Passage shown
The 2019 Legislative session for the state of Texas is about to start, and when it does, 12 bills among the pre-filed selections will focus on marijuana legalization for medical use. Of those bills, the two which hold primary focus are SB90 and HB209.

SB90 would allow doctors to prescribe marijuana as they do any other drug useful for treatment of an illness or for pain management assistance. Meanwhile, HB209 is related to legalization of medical marijuana and the use of homegrown marijuana for medical treatments.

Texas remains one of the few holdout states, when 33 others have legalized some form of marijuana. Federal law still categorizes the drug as a Schedule 1, but with the legalization of hemp with the 2018 Farm Bill, marijuana advocates are hopeful that the tides are changing related to federal classifications and related prohibition as well.

Various patients who live in Texas are hopeful that the bills will pass, if only to allow them easier access to a drug treatment option that has proven very effective for issues from anxiety to chronic pain.

Efforts to legalize marijuana for medical treatment made a major step forward in 2015 when a bill sponsored by former nurse and State Rep. Stephanie Klick passed the House on a vote of 108-38. The bill permits products with high levels of CBD and low levels of THC to be used, primarily by residents who have epilepsy and are not responding to other legal forms of medical treatment.

[Data items]
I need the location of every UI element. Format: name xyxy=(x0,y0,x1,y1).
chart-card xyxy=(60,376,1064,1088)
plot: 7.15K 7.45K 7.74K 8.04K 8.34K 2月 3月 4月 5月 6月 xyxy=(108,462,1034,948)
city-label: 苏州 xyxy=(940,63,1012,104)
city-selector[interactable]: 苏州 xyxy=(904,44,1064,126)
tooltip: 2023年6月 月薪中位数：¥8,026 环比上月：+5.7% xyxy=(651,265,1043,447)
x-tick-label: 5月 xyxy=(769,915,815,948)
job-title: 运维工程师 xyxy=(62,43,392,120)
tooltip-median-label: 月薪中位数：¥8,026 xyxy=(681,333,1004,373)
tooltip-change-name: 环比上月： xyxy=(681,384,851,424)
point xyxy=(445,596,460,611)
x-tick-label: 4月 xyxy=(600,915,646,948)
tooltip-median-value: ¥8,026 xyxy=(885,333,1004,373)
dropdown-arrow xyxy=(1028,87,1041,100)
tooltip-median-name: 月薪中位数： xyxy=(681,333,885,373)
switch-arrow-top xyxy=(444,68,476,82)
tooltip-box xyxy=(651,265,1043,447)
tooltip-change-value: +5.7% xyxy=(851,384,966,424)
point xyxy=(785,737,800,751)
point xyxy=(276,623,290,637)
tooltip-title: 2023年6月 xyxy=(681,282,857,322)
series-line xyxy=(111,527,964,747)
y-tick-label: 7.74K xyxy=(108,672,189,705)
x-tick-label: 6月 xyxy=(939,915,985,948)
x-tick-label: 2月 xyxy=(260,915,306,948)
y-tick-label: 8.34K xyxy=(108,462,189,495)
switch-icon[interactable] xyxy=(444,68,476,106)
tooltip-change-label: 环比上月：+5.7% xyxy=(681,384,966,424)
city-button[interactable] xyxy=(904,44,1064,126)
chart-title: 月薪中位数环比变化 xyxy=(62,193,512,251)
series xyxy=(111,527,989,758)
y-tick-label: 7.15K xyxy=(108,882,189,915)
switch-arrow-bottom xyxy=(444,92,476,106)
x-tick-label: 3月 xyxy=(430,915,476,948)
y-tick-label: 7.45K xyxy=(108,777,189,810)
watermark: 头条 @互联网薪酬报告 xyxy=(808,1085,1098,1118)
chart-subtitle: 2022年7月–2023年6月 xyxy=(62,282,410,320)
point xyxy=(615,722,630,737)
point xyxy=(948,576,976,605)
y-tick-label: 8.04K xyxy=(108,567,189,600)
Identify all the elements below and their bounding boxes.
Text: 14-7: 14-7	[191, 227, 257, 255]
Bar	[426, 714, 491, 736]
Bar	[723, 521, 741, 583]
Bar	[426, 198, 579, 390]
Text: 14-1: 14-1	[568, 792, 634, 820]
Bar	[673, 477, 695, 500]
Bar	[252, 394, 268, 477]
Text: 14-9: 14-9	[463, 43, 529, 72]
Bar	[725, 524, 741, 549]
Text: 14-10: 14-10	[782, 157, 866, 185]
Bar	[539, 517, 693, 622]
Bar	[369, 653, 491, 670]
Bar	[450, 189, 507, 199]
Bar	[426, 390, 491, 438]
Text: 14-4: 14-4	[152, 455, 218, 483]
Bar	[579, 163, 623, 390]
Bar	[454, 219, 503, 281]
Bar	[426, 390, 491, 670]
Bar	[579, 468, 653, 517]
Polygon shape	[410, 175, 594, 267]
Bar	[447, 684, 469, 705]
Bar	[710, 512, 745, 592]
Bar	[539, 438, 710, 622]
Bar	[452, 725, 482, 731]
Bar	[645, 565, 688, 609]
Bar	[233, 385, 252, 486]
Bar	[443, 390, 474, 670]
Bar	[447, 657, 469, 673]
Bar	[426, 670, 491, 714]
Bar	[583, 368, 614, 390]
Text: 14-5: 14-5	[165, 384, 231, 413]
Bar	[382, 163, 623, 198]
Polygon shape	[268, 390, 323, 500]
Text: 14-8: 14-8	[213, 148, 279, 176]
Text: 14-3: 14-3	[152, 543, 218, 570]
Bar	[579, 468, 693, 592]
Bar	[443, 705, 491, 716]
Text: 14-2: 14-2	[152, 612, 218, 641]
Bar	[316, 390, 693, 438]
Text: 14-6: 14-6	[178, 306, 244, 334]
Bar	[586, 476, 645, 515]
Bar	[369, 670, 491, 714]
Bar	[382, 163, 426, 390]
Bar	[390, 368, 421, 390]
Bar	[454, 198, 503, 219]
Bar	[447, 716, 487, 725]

Aim of the task
Resume the passage on the Texas medical marijuana bills, picking up right after its final sentence.

Reply
This treatment will be beneficial for only a percentage of the 160,000 people who live in Texas and have been diagnosed with intractable epilepsy — those who have tried two other FDA-approved drugs and not received adequate relief and satisfactory results. The state has three licensed dispensaries that are growing and selling products to these patients.

2019 will be the first year voting on other marijuana-related bills will take place since those dispensaries began operating.

While marijuana advocacy is strong in Texas, so is the opposition — a big factor in why legislation for broader use of marijuana medically has not come to pass. Concerns related to the health and well-being of state residents is a big part of the holdup for those who oppose marijuana legislation in Texas. This includes some of the politicians in office and also the Sheriff’s Association of Texas, which maintains that the social costs of the drug far outweigh any potential gain from legalization for medical use.